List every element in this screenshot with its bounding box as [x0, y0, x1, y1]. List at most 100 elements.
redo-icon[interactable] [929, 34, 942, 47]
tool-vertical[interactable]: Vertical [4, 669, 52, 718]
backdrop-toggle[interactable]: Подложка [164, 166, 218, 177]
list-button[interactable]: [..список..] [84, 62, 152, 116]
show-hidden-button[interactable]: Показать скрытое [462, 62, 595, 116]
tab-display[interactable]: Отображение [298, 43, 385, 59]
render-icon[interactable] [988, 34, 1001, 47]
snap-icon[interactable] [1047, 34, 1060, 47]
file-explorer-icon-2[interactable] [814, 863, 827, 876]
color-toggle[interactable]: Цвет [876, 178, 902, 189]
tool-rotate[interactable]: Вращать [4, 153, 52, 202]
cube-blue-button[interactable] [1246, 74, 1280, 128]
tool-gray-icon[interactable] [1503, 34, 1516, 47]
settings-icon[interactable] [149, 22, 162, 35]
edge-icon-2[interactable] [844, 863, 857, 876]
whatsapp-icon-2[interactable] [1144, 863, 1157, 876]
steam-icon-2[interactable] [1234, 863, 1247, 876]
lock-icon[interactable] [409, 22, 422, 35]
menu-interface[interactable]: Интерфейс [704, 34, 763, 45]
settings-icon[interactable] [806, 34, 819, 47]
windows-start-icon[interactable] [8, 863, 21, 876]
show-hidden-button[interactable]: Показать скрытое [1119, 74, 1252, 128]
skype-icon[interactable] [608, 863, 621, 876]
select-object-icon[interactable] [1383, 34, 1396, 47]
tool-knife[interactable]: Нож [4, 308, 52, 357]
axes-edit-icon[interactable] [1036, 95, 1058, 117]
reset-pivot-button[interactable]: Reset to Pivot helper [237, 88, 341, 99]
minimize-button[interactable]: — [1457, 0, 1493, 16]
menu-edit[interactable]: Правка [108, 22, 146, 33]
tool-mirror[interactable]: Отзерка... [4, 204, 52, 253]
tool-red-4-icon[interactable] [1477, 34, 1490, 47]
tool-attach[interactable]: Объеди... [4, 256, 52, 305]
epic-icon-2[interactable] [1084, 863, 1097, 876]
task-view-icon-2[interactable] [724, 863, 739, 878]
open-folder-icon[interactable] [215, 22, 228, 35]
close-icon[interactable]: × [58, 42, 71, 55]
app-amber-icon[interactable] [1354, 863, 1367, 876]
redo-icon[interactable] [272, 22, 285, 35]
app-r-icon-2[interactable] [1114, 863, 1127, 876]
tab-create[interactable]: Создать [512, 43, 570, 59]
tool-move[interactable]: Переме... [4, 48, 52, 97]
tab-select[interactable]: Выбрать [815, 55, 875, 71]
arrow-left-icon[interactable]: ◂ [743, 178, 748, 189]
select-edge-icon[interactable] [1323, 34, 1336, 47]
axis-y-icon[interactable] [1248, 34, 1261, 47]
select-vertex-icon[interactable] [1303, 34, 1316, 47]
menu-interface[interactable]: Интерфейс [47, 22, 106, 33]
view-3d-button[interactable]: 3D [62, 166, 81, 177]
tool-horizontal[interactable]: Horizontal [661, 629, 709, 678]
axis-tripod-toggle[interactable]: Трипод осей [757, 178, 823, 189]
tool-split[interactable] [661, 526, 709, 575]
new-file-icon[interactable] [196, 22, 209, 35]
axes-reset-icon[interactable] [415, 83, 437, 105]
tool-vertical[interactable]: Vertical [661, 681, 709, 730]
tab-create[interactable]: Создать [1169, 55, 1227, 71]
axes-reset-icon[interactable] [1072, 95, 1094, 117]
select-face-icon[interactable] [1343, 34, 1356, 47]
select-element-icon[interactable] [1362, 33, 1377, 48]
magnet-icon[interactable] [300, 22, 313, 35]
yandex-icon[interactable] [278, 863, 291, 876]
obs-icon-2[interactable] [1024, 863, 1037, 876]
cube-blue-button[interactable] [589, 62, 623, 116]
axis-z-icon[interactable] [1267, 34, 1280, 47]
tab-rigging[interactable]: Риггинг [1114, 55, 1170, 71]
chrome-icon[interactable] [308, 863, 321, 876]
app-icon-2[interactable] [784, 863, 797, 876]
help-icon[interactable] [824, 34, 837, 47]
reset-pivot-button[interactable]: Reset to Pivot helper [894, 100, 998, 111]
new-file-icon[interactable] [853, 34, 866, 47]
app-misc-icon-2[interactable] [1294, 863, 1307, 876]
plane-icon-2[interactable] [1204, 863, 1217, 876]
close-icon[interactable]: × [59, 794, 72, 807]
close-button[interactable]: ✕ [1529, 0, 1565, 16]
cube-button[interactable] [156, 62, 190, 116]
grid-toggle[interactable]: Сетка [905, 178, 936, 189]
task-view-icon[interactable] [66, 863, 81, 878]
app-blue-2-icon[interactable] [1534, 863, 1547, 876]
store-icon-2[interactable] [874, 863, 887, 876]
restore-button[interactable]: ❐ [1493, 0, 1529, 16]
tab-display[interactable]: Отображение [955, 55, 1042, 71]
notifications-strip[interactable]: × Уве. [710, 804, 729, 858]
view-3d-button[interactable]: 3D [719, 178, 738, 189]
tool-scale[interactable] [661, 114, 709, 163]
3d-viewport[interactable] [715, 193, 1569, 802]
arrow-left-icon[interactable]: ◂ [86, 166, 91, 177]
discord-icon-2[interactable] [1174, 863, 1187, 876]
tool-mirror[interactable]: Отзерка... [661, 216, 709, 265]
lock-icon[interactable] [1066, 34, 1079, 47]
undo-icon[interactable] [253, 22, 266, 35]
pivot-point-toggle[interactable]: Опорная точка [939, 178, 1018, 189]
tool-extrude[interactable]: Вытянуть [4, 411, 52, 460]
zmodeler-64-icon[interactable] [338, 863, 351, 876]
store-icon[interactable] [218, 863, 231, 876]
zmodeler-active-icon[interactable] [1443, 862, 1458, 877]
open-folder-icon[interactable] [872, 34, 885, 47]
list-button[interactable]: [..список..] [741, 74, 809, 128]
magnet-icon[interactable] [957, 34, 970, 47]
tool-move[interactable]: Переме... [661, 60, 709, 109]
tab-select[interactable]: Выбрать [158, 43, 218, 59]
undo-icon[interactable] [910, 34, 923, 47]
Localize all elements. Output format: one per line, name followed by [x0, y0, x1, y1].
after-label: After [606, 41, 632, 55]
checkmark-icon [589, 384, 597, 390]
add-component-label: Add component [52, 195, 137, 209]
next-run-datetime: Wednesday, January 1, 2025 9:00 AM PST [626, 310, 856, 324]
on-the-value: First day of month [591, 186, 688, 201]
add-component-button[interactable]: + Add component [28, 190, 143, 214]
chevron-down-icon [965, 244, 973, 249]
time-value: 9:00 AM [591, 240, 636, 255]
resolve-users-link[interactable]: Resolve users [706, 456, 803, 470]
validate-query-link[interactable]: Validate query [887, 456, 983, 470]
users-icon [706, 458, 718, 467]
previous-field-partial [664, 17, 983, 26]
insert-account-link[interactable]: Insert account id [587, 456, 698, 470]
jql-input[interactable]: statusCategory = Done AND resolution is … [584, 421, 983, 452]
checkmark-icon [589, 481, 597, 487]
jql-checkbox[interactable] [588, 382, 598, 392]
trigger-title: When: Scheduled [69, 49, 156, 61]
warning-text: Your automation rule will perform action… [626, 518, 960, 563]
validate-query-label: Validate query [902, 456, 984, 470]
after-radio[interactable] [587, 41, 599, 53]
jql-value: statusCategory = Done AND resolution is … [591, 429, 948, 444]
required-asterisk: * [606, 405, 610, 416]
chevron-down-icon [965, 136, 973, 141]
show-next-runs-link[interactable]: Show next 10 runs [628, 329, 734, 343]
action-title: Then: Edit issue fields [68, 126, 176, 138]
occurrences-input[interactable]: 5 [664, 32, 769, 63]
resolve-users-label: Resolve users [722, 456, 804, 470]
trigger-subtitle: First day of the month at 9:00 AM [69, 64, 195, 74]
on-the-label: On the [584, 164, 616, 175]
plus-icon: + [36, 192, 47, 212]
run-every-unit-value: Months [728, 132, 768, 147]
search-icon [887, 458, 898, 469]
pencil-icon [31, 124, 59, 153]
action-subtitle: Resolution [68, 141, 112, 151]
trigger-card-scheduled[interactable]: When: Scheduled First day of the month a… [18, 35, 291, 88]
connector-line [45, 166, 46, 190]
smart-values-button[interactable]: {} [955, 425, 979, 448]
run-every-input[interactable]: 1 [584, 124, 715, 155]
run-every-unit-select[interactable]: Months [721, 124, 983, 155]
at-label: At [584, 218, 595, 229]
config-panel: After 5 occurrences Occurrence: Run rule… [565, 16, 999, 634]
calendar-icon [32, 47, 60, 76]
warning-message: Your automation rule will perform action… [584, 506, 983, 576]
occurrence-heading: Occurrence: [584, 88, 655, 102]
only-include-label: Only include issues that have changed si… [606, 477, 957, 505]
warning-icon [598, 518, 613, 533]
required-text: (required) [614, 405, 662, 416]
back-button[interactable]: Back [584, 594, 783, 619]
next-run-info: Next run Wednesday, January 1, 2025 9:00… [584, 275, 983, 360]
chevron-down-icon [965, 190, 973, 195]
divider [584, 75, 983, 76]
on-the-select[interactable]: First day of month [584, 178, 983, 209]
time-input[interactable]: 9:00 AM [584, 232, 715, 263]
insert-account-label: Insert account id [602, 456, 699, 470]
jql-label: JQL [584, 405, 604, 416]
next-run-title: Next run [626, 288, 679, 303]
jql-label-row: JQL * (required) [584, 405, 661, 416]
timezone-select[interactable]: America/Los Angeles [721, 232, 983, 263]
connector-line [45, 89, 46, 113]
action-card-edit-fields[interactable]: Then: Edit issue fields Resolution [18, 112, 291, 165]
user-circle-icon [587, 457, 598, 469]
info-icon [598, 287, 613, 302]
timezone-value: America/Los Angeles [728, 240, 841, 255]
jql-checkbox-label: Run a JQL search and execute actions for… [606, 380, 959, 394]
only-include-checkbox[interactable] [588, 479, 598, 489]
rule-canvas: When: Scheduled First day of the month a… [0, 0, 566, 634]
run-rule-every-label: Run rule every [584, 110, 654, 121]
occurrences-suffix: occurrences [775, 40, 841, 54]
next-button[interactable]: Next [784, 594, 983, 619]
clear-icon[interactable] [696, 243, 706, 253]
==========
Instruction: Render the data from its first line through the line containing "settings-icon[interactable] [806, 34, 819, 47]", both ends included, as a JSON list of strings with one string per line and blank lines omitted.

Task answer:
[
  "List every element in this screenshot with its bounding box as [x0, y0, x1, y1]. List at most 100 elements.",
  "redo-icon[interactable] [929, 34, 942, 47]",
  "tool-vertical[interactable]: Vertical [4, 669, 52, 718]",
  "backdrop-toggle[interactable]: Подложка [164, 166, 218, 177]",
  "list-button[interactable]: [..список..] [84, 62, 152, 116]",
  "show-hidden-button[interactable]: Показать скрытое [462, 62, 595, 116]",
  "tab-display[interactable]: Отображение [298, 43, 385, 59]",
  "render-icon[interactable] [988, 34, 1001, 47]",
  "snap-icon[interactable] [1047, 34, 1060, 47]",
  "file-explorer-icon-2[interactable] [814, 863, 827, 876]",
  "color-toggle[interactable]: Цвет [876, 178, 902, 189]",
  "tool-rotate[interactable]: Вращать [4, 153, 52, 202]",
  "cube-blue-button[interactable] [1246, 74, 1280, 128]",
  "tool-gray-icon[interactable] [1503, 34, 1516, 47]",
  "settings-icon[interactable] [149, 22, 162, 35]",
  "edge-icon-2[interactable] [844, 863, 857, 876]",
  "whatsapp-icon-2[interactable] [1144, 863, 1157, 876]",
  "steam-icon-2[interactable] [1234, 863, 1247, 876]",
  "lock-icon[interactable] [409, 22, 422, 35]",
  "menu-interface[interactable]: Интерфейс [704, 34, 763, 45]",
  "settings-icon[interactable] [806, 34, 819, 47]"
]